* [Exercise requirements]
Identify each line below that contains the word "elements" and copy those lines out in full.

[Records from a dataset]
━━━━━━━━━━━━━━━━━━━━━━━━━━━━━━
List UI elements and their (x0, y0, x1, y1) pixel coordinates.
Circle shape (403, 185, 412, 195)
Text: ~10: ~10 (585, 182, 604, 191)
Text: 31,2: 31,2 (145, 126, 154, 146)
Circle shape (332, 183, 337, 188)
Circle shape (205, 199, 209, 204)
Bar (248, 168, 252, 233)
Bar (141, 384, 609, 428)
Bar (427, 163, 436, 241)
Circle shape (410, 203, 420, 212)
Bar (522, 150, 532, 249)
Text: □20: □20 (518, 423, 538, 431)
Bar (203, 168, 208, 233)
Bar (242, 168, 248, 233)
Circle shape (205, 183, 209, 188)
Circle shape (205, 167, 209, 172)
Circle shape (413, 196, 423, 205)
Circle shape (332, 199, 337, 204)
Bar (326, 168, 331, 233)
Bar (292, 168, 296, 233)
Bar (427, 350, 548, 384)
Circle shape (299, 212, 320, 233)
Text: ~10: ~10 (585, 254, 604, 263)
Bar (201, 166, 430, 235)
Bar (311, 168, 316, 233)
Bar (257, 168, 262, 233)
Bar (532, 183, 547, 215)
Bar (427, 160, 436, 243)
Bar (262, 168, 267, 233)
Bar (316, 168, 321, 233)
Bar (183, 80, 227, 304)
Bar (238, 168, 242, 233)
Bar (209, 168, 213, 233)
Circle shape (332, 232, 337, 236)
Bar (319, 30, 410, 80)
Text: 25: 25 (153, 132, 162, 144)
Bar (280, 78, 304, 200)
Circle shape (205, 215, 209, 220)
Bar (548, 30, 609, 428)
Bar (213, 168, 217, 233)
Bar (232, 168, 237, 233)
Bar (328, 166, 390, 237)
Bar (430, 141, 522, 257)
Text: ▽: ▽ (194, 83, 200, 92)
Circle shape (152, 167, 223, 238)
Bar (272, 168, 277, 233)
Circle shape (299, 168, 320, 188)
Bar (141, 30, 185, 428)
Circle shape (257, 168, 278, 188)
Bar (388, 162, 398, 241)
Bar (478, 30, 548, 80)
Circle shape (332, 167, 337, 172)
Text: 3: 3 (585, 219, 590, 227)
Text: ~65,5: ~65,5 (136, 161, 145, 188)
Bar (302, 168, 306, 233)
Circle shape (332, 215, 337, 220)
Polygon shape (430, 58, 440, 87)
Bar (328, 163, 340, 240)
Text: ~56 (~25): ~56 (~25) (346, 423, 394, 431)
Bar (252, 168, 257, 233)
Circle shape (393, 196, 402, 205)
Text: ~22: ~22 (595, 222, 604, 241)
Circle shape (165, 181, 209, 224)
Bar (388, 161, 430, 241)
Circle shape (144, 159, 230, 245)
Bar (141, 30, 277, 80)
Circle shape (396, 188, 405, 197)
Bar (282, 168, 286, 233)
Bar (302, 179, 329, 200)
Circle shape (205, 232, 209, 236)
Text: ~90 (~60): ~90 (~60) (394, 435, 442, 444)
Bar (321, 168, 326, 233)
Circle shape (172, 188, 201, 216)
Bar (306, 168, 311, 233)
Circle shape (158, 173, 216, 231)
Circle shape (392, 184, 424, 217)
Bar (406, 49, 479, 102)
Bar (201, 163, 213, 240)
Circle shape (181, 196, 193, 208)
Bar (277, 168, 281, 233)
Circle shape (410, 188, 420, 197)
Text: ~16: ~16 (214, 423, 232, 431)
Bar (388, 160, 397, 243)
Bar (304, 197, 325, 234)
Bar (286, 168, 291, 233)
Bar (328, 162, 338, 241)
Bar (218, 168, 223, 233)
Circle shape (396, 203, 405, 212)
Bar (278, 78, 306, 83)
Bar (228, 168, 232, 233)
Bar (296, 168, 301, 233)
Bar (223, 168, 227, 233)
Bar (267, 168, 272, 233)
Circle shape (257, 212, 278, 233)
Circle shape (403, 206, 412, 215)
━━━━━━━━━━━━━━━━━━━━━━━━━━━━━━
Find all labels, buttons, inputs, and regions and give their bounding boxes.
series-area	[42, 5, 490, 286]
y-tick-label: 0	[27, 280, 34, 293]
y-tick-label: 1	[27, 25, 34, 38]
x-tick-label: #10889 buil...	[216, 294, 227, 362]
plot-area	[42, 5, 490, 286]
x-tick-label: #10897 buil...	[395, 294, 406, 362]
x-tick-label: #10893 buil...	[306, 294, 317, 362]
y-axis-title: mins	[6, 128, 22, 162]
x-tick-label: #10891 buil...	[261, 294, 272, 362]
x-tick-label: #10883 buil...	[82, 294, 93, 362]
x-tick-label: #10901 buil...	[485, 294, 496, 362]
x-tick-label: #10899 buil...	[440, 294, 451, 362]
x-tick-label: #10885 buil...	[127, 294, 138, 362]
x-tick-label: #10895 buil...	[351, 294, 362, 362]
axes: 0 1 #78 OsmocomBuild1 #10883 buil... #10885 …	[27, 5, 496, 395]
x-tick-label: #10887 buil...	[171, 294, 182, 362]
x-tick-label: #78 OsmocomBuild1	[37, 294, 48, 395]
━━━━━━━━━━━━━━━━━━━━━━━━━━━━━━
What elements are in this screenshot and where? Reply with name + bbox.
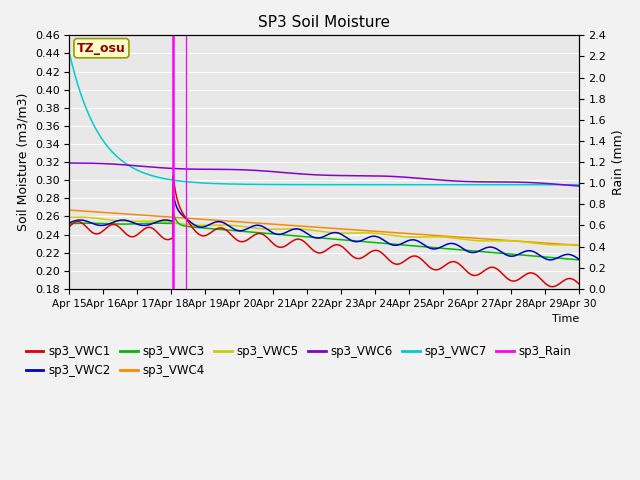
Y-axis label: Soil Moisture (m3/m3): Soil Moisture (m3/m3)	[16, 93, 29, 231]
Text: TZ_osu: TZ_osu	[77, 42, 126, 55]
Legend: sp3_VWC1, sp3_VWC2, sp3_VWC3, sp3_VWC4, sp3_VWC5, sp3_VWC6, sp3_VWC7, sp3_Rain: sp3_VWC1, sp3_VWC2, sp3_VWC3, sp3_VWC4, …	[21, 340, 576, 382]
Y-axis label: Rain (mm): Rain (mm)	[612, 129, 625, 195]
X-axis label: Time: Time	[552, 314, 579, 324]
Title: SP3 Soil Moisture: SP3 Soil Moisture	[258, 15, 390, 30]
━━━━━━━━━━━━━━━━━━━━━━━━━━━━━━
* [Answer for the task]
List UI elements and their (x0, y0, x1, y1) pixel coordinates.
What elements are in this screenshot and where? Reply with name + bbox.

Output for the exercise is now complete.